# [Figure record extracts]
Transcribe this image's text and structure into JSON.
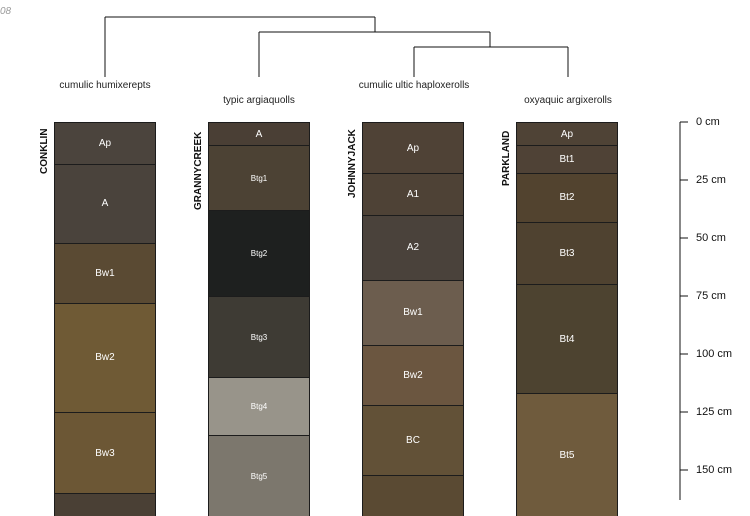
{
  "corner_text": "08",
  "taxa": [
    {
      "label": "cumulic humixerepts"
    },
    {
      "label": "typic argiaquolls"
    },
    {
      "label": "cumulic ultic haploxerolls"
    },
    {
      "label": "oxyaquic argixerolls"
    }
  ],
  "profiles": [
    {
      "name": "CONKLIN",
      "horizons": [
        {
          "name": "Ap",
          "top": 0,
          "bottom": 18,
          "color": "#4b443d"
        },
        {
          "name": "A",
          "top": 18,
          "bottom": 52,
          "color": "#4a433c"
        },
        {
          "name": "Bw1",
          "top": 52,
          "bottom": 78,
          "color": "#5a4a33"
        },
        {
          "name": "Bw2",
          "top": 78,
          "bottom": 125,
          "color": "#6f5a35"
        },
        {
          "name": "Bw3",
          "top": 125,
          "bottom": 160,
          "color": "#6c5735"
        },
        {
          "name": "",
          "top": 160,
          "bottom": 170,
          "color": "#4a4035"
        }
      ]
    },
    {
      "name": "GRANNYCREEK",
      "horizons": [
        {
          "name": "A",
          "top": 0,
          "bottom": 10,
          "color": "#4a3f35"
        },
        {
          "name": "Btg1",
          "top": 10,
          "bottom": 38,
          "color": "#4c4234"
        },
        {
          "name": "Btg2",
          "top": 38,
          "bottom": 75,
          "color": "#1e201f"
        },
        {
          "name": "Btg3",
          "top": 75,
          "bottom": 110,
          "color": "#3e3b34"
        },
        {
          "name": "Btg4",
          "top": 110,
          "bottom": 135,
          "color": "#98948a"
        },
        {
          "name": "Btg5",
          "top": 135,
          "bottom": 170,
          "color": "#7c776d"
        }
      ]
    },
    {
      "name": "JOHNNYJACK",
      "horizons": [
        {
          "name": "Ap",
          "top": 0,
          "bottom": 22,
          "color": "#4f4236"
        },
        {
          "name": "A1",
          "top": 22,
          "bottom": 40,
          "color": "#4e4236"
        },
        {
          "name": "A2",
          "top": 40,
          "bottom": 68,
          "color": "#4a423b"
        },
        {
          "name": "Bw1",
          "top": 68,
          "bottom": 96,
          "color": "#6c5d4e"
        },
        {
          "name": "Bw2",
          "top": 96,
          "bottom": 122,
          "color": "#6b5640"
        },
        {
          "name": "BC",
          "top": 122,
          "bottom": 152,
          "color": "#625137"
        },
        {
          "name": "",
          "top": 152,
          "bottom": 170,
          "color": "#5a4a33"
        }
      ]
    },
    {
      "name": "PARKLAND",
      "horizons": [
        {
          "name": "Ap",
          "top": 0,
          "bottom": 10,
          "color": "#4f4336"
        },
        {
          "name": "Bt1",
          "top": 10,
          "bottom": 22,
          "color": "#4f4236"
        },
        {
          "name": "Bt2",
          "top": 22,
          "bottom": 43,
          "color": "#52432f"
        },
        {
          "name": "Bt3",
          "top": 43,
          "bottom": 70,
          "color": "#4f4230"
        },
        {
          "name": "Bt4",
          "top": 70,
          "bottom": 117,
          "color": "#4d4330"
        },
        {
          "name": "Bt5",
          "top": 117,
          "bottom": 170,
          "color": "#6f5b3d"
        }
      ]
    }
  ],
  "depth_scale": {
    "ticks": [
      0,
      25,
      50,
      75,
      100,
      125,
      150
    ],
    "labels": [
      "0 cm",
      "25 cm",
      "50 cm",
      "75 cm",
      "100 cm",
      "125 cm",
      "150 cm"
    ]
  }
}
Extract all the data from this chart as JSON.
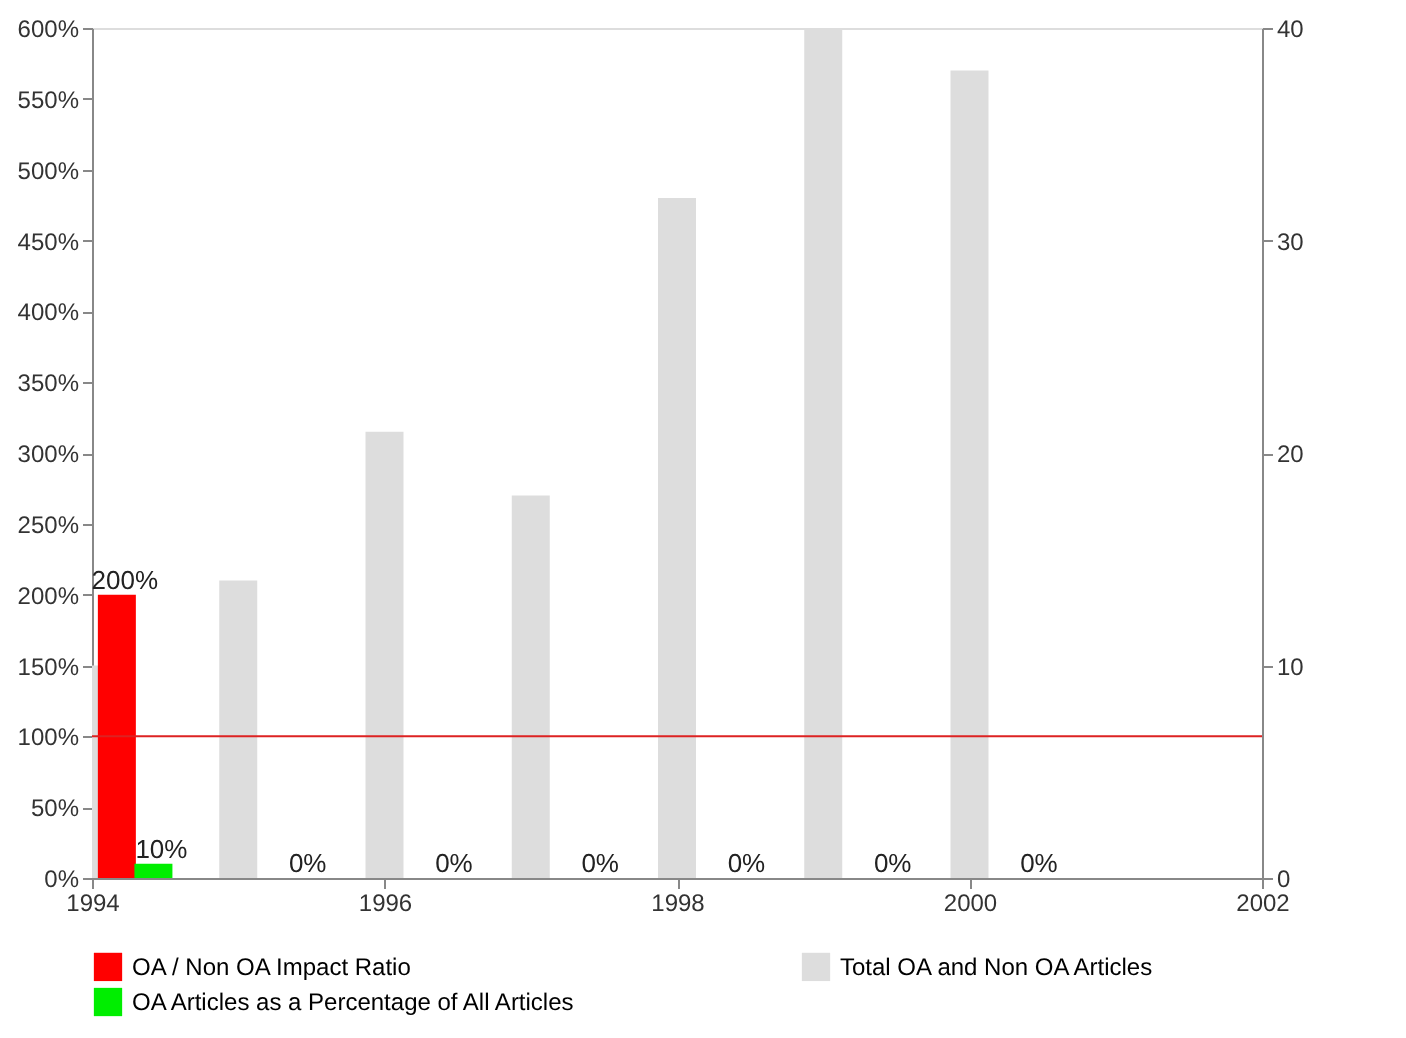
{
  "chart_data": {
    "type": "bar",
    "xlim": [
      1994,
      2002
    ],
    "xticks": [
      1994,
      1996,
      1998,
      2000,
      2002
    ],
    "ylim": [
      0,
      600
    ],
    "yticks": [
      {
        "value": 0,
        "label": "0%"
      },
      {
        "value": 50,
        "label": "50%"
      },
      {
        "value": 100,
        "label": "100%"
      },
      {
        "value": 150,
        "label": "150%"
      },
      {
        "value": 200,
        "label": "200%"
      },
      {
        "value": 250,
        "label": "250%"
      },
      {
        "value": 300,
        "label": "300%"
      },
      {
        "value": 350,
        "label": "350%"
      },
      {
        "value": 400,
        "label": "400%"
      },
      {
        "value": 450,
        "label": "450%"
      },
      {
        "value": 500,
        "label": "500%"
      },
      {
        "value": 550,
        "label": "550%"
      },
      {
        "value": 600,
        "label": "600%"
      }
    ],
    "y2lim": [
      0,
      40
    ],
    "y2ticks": [
      0,
      10,
      20,
      30,
      40
    ],
    "series": [
      {
        "name": "OA / Non OA Impact Ratio",
        "color": "#ff0000",
        "x": [
          1994.17
        ],
        "values": [
          200
        ],
        "value_labels": [
          "200%"
        ]
      },
      {
        "name": "Total OA and Non OA Articles",
        "color": "#dddddd",
        "axis": "y2",
        "x": [
          1994,
          1995,
          1996,
          1997,
          1998,
          1999,
          2000
        ],
        "values": [
          10,
          14,
          21,
          18,
          32,
          40,
          38
        ]
      },
      {
        "name": "OA Articles as a Percentage of All Articles",
        "color": "#00ee00",
        "x": [
          1994.42,
          1995.42,
          1996.42,
          1997.42,
          1998.42,
          1999.42,
          2000.42
        ],
        "values": [
          10,
          0,
          0,
          0,
          0,
          0,
          0
        ],
        "value_labels": [
          "10%",
          "0%",
          "0%",
          "0%",
          "0%",
          "0%",
          "0%"
        ]
      }
    ],
    "ref_lines": [
      {
        "axis": "y",
        "value": 100,
        "color": "#dd2222"
      }
    ],
    "grid": false,
    "legend": "bottom"
  }
}
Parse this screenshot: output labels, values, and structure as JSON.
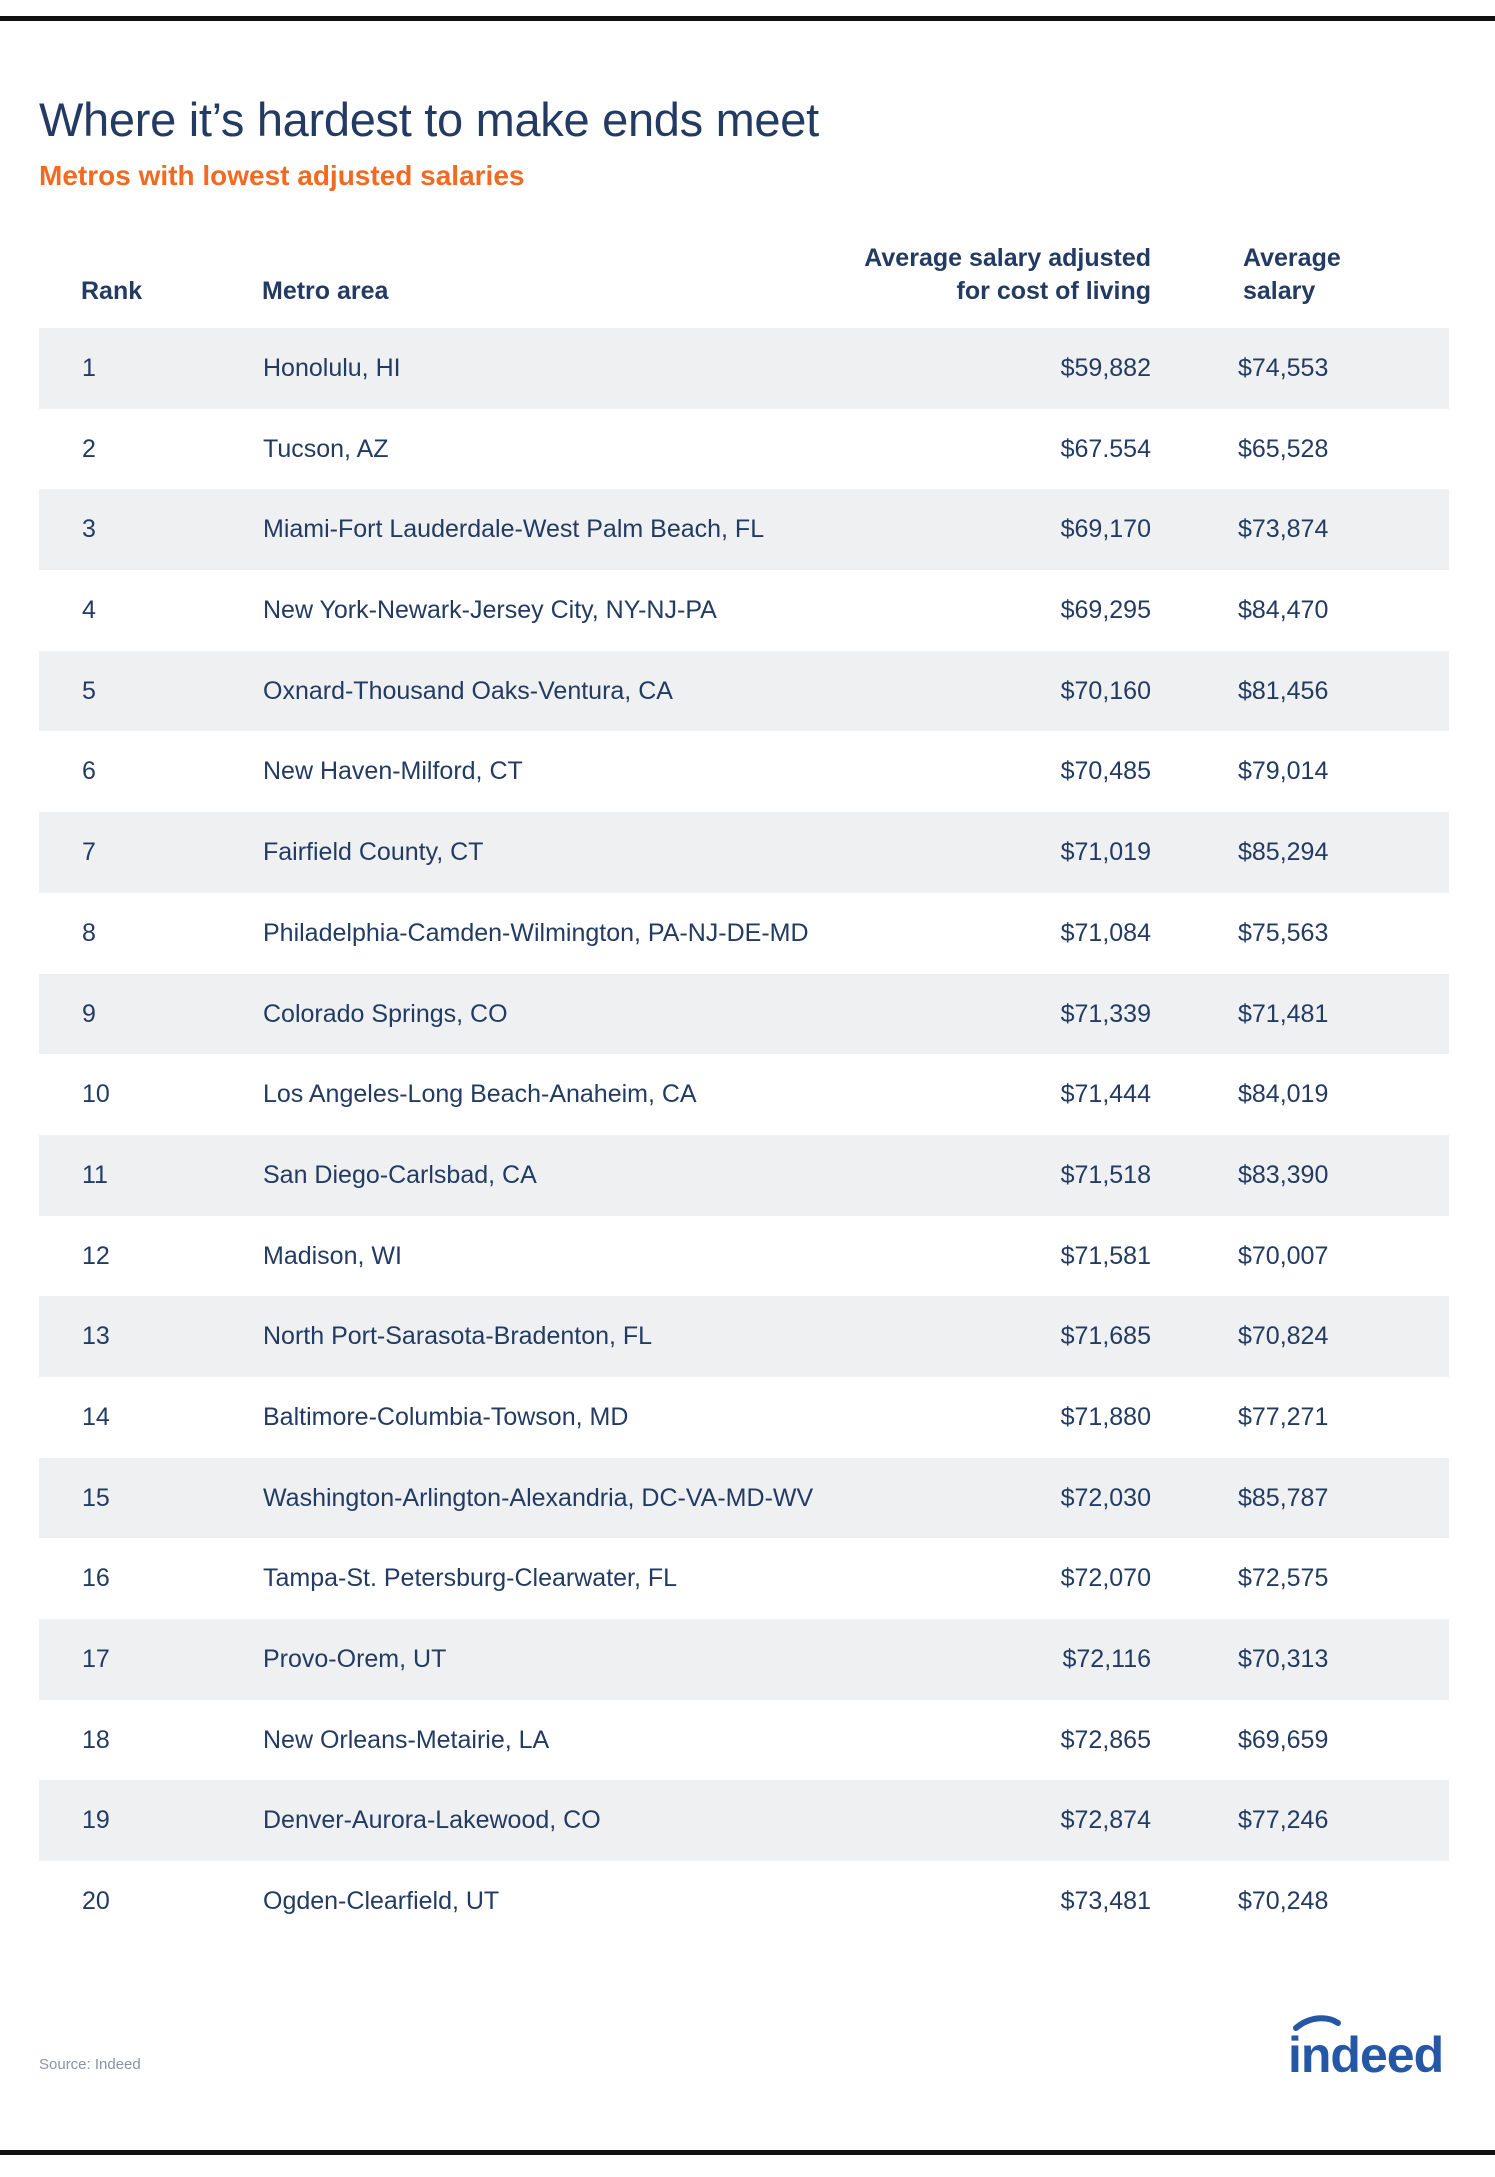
{
  "title": "Where it’s hardest to make ends meet",
  "subtitle": "Metros with lowest adjusted salaries",
  "colors": {
    "text": "#233b62",
    "accent": "#f26a21",
    "row_shade": "#eef0f1",
    "logo_blue": "#2557a7"
  },
  "source": "Source: Indeed",
  "logo": {
    "text": "indeed",
    "icon": "indeed-logo"
  },
  "chart_data": {
    "type": "table",
    "columns": [
      "Rank",
      "Metro area",
      "Average salary adjusted\nfor cost of living",
      "Average\nsalary"
    ],
    "rows": [
      [
        "1",
        "Honolulu, HI",
        "$59,882",
        "$74,553"
      ],
      [
        "2",
        "Tucson, AZ",
        "$67.554",
        "$65,528"
      ],
      [
        "3",
        "Miami-Fort Lauderdale-West Palm Beach, FL",
        "$69,170",
        "$73,874"
      ],
      [
        "4",
        "New York-Newark-Jersey City, NY-NJ-PA",
        "$69,295",
        "$84,470"
      ],
      [
        "5",
        "Oxnard-Thousand Oaks-Ventura, CA",
        "$70,160",
        "$81,456"
      ],
      [
        "6",
        "New Haven-Milford, CT",
        "$70,485",
        "$79,014"
      ],
      [
        "7",
        "Fairfield County, CT",
        "$71,019",
        "$85,294"
      ],
      [
        "8",
        "Philadelphia-Camden-Wilmington, PA-NJ-DE-MD",
        "$71,084",
        "$75,563"
      ],
      [
        "9",
        "Colorado Springs, CO",
        "$71,339",
        "$71,481"
      ],
      [
        "10",
        "Los Angeles-Long Beach-Anaheim, CA",
        "$71,444",
        "$84,019"
      ],
      [
        "11",
        "San Diego-Carlsbad, CA",
        "$71,518",
        "$83,390"
      ],
      [
        "12",
        "Madison, WI",
        "$71,581",
        "$70,007"
      ],
      [
        "13",
        "North Port-Sarasota-Bradenton, FL",
        "$71,685",
        "$70,824"
      ],
      [
        "14",
        "Baltimore-Columbia-Towson, MD",
        "$71,880",
        "$77,271"
      ],
      [
        "15",
        "Washington-Arlington-Alexandria, DC-VA-MD-WV",
        "$72,030",
        "$85,787"
      ],
      [
        "16",
        "Tampa-St. Petersburg-Clearwater, FL",
        "$72,070",
        "$72,575"
      ],
      [
        "17",
        "Provo-Orem, UT",
        "$72,116",
        "$70,313"
      ],
      [
        "18",
        "New Orleans-Metairie, LA",
        "$72,865",
        "$69,659"
      ],
      [
        "19",
        "Denver-Aurora-Lakewood, CO",
        "$72,874",
        "$77,246"
      ],
      [
        "20",
        "Ogden-Clearfield, UT",
        "$73,481",
        "$70,248"
      ]
    ]
  }
}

# [Task prompt]
Each line holding "Articles" must be found and copied.

# [Response to the task]
        "name": "Total OA and Non OA Articles",
        "name": "OA Articles as a Percentage of All Articles",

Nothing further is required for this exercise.